### What is being asked:
Will you print the material below without altering a single character?

### Figure record extracts:

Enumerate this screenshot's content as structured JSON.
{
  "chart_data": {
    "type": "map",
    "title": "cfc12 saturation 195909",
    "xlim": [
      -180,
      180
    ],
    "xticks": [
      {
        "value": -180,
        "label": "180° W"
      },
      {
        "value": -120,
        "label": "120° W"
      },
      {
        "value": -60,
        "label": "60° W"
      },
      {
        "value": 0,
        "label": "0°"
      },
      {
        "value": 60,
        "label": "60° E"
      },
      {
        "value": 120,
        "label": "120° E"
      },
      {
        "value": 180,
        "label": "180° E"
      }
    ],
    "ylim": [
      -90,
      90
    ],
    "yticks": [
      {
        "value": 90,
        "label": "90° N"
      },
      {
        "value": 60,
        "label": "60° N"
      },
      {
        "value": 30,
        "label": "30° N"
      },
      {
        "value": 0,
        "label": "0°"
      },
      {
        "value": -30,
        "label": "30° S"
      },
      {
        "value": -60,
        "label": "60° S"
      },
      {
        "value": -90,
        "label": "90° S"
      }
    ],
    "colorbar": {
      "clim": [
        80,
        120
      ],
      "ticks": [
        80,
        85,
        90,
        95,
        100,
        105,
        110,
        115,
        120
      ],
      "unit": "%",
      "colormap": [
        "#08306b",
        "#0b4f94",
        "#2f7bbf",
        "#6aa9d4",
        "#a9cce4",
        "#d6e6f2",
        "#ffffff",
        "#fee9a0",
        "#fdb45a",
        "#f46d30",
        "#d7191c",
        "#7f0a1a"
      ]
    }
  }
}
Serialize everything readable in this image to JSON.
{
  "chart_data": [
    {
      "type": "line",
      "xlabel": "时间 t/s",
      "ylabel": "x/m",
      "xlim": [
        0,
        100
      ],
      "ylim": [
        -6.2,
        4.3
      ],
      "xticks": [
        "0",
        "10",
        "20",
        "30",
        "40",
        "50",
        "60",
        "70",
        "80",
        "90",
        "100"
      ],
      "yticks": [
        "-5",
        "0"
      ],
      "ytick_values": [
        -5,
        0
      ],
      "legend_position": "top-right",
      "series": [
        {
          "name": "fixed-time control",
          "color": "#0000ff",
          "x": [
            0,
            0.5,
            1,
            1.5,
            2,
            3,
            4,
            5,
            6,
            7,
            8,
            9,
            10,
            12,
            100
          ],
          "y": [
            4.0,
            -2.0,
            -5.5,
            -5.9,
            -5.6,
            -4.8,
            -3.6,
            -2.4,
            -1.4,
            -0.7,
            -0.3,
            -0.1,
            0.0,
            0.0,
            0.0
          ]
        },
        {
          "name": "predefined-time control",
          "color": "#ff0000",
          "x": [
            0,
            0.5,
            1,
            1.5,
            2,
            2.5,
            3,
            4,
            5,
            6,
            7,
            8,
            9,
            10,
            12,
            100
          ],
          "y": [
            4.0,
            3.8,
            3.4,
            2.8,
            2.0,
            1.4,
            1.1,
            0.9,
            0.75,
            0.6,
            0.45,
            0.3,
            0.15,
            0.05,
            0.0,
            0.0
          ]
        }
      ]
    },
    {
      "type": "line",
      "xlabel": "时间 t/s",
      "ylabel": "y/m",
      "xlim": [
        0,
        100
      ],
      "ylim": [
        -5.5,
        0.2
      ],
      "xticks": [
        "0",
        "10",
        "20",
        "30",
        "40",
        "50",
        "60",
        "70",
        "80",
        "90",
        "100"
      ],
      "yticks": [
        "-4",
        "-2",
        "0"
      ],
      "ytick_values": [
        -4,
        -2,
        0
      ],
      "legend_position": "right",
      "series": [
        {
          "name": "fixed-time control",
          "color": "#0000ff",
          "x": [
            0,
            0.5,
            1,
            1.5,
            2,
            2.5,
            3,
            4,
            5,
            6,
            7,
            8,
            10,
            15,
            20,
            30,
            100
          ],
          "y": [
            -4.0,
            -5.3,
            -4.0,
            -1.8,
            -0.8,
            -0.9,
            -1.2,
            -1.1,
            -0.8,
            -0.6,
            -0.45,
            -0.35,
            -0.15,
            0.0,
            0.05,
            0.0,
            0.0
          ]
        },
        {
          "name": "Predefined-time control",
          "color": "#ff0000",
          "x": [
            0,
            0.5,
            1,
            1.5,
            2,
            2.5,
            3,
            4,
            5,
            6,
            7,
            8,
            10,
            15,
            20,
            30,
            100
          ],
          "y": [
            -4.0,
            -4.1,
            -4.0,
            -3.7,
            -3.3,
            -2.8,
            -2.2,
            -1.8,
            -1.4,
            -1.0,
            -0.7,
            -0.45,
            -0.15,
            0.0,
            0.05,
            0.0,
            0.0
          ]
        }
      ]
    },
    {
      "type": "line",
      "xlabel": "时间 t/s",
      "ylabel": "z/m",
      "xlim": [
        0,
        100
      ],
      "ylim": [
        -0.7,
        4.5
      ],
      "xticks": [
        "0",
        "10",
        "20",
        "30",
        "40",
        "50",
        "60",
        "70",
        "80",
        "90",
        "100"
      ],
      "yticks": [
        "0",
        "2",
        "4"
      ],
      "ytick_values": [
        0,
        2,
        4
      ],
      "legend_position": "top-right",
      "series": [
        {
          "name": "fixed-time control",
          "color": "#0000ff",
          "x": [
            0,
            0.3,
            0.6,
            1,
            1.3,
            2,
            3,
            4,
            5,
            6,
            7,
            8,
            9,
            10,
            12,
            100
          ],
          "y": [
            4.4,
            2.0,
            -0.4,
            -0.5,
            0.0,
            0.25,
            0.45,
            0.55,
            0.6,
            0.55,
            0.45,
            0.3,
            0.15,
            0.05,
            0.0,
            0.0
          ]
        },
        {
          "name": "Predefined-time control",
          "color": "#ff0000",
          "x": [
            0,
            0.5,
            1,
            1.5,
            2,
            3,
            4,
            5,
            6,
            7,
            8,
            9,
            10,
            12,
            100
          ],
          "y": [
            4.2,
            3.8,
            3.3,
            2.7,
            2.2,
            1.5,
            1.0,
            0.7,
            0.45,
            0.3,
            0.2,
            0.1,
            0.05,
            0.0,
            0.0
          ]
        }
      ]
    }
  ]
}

### The reply:
Enumerate this screenshot's content as structured JSON.
{
  "chart_data": {
    "type": "map",
    "title": "cfc12 saturation 195909",
    "xlim": [
      -180,
      180
    ],
    "xticks": [
      {
        "value": -180,
        "label": "180° W"
      },
      {
        "value": -120,
        "label": "120° W"
      },
      {
        "value": -60,
        "label": "60° W"
      },
      {
        "value": 0,
        "label": "0°"
      },
      {
        "value": 60,
        "label": "60° E"
      },
      {
        "value": 120,
        "label": "120° E"
      },
      {
        "value": 180,
        "label": "180° E"
      }
    ],
    "ylim": [
      -90,
      90
    ],
    "yticks": [
      {
        "value": 90,
        "label": "90° N"
      },
      {
        "value": 60,
        "label": "60° N"
      },
      {
        "value": 30,
        "label": "30° N"
      },
      {
        "value": 0,
        "label": "0°"
      },
      {
        "value": -30,
        "label": "30° S"
      },
      {
        "value": -60,
        "label": "60° S"
      },
      {
        "value": -90,
        "label": "90° S"
      }
    ],
    "colorbar": {
      "clim": [
        80,
        120
      ],
      "ticks": [
        80,
        85,
        90,
        95,
        100,
        105,
        110,
        115,
        120
      ],
      "unit": "%",
      "colormap": [
        "#08306b",
        "#0b4f94",
        "#2f7bbf",
        "#6aa9d4",
        "#a9cce4",
        "#d6e6f2",
        "#ffffff",
        "#fee9a0",
        "#fdb45a",
        "#f46d30",
        "#d7191c",
        "#7f0a1a"
      ]
    }
  }
}
Serialize everything readable in this image to JSON.
{
  "chart_data": [
    {
      "type": "line",
      "xlabel": "时间 t/s",
      "ylabel": "x/m",
      "xlim": [
        0,
        100
      ],
      "ylim": [
        -6.2,
        4.3
      ],
      "xticks": [
        "0",
        "10",
        "20",
        "30",
        "40",
        "50",
        "60",
        "70",
        "80",
        "90",
        "100"
      ],
      "yticks": [
        "-5",
        "0"
      ],
      "ytick_values": [
        -5,
        0
      ],
      "legend_position": "top-right",
      "series": [
        {
          "name": "fixed-time control",
          "color": "#0000ff",
          "x": [
            0,
            0.5,
            1,
            1.5,
            2,
            3,
            4,
            5,
            6,
            7,
            8,
            9,
            10,
            12,
            100
          ],
          "y": [
            4.0,
            -2.0,
            -5.5,
            -5.9,
            -5.6,
            -4.8,
            -3.6,
            -2.4,
            -1.4,
            -0.7,
            -0.3,
            -0.1,
            0.0,
            0.0,
            0.0
          ]
        },
        {
          "name": "predefined-time control",
          "color": "#ff0000",
          "x": [
            0,
            0.5,
            1,
            1.5,
            2,
            2.5,
            3,
            4,
            5,
            6,
            7,
            8,
            9,
            10,
            12,
            100
          ],
          "y": [
            4.0,
            3.8,
            3.4,
            2.8,
            2.0,
            1.4,
            1.1,
            0.9,
            0.75,
            0.6,
            0.45,
            0.3,
            0.15,
            0.05,
            0.0,
            0.0
          ]
        }
      ]
    },
    {
      "type": "line",
      "xlabel": "时间 t/s",
      "ylabel": "y/m",
      "xlim": [
        0,
        100
      ],
      "ylim": [
        -5.5,
        0.2
      ],
      "xticks": [
        "0",
        "10",
        "20",
        "30",
        "40",
        "50",
        "60",
        "70",
        "80",
        "90",
        "100"
      ],
      "yticks": [
        "-4",
        "-2",
        "0"
      ],
      "ytick_values": [
        -4,
        -2,
        0
      ],
      "legend_position": "right",
      "series": [
        {
          "name": "fixed-time control",
          "color": "#0000ff",
          "x": [
            0,
            0.5,
            1,
            1.5,
            2,
            2.5,
            3,
            4,
            5,
            6,
            7,
            8,
            10,
            15,
            20,
            30,
            100
          ],
          "y": [
            -4.0,
            -5.3,
            -4.0,
            -1.8,
            -0.8,
            -0.9,
            -1.2,
            -1.1,
            -0.8,
            -0.6,
            -0.45,
            -0.35,
            -0.15,
            0.0,
            0.05,
            0.0,
            0.0
          ]
        },
        {
          "name": "Predefined-time control",
          "color": "#ff0000",
          "x": [
            0,
            0.5,
            1,
            1.5,
            2,
            2.5,
            3,
            4,
            5,
            6,
            7,
            8,
            10,
            15,
            20,
            30,
            100
          ],
          "y": [
            -4.0,
            -4.1,
            -4.0,
            -3.7,
            -3.3,
            -2.8,
            -2.2,
            -1.8,
            -1.4,
            -1.0,
            -0.7,
            -0.45,
            -0.15,
            0.0,
            0.05,
            0.0,
            0.0
          ]
        }
      ]
    },
    {
      "type": "line",
      "xlabel": "时间 t/s",
      "ylabel": "z/m",
      "xlim": [
        0,
        100
      ],
      "ylim": [
        -0.7,
        4.5
      ],
      "xticks": [
        "0",
        "10",
        "20",
        "30",
        "40",
        "50",
        "60",
        "70",
        "80",
        "90",
        "100"
      ],
      "yticks": [
        "0",
        "2",
        "4"
      ],
      "ytick_values": [
        0,
        2,
        4
      ],
      "legend_position": "top-right",
      "series": [
        {
          "name": "fixed-time control",
          "color": "#0000ff",
          "x": [
            0,
            0.3,
            0.6,
            1,
            1.3,
            2,
            3,
            4,
            5,
            6,
            7,
            8,
            9,
            10,
            12,
            100
          ],
          "y": [
            4.4,
            2.0,
            -0.4,
            -0.5,
            0.0,
            0.25,
            0.45,
            0.55,
            0.6,
            0.55,
            0.45,
            0.3,
            0.15,
            0.05,
            0.0,
            0.0
          ]
        },
        {
          "name": "Predefined-time control",
          "color": "#ff0000",
          "x": [
            0,
            0.5,
            1,
            1.5,
            2,
            3,
            4,
            5,
            6,
            7,
            8,
            9,
            10,
            12,
            100
          ],
          "y": [
            4.2,
            3.8,
            3.3,
            2.7,
            2.2,
            1.5,
            1.0,
            0.7,
            0.45,
            0.3,
            0.2,
            0.1,
            0.05,
            0.0,
            0.0
          ]
        }
      ]
    }
  ]
}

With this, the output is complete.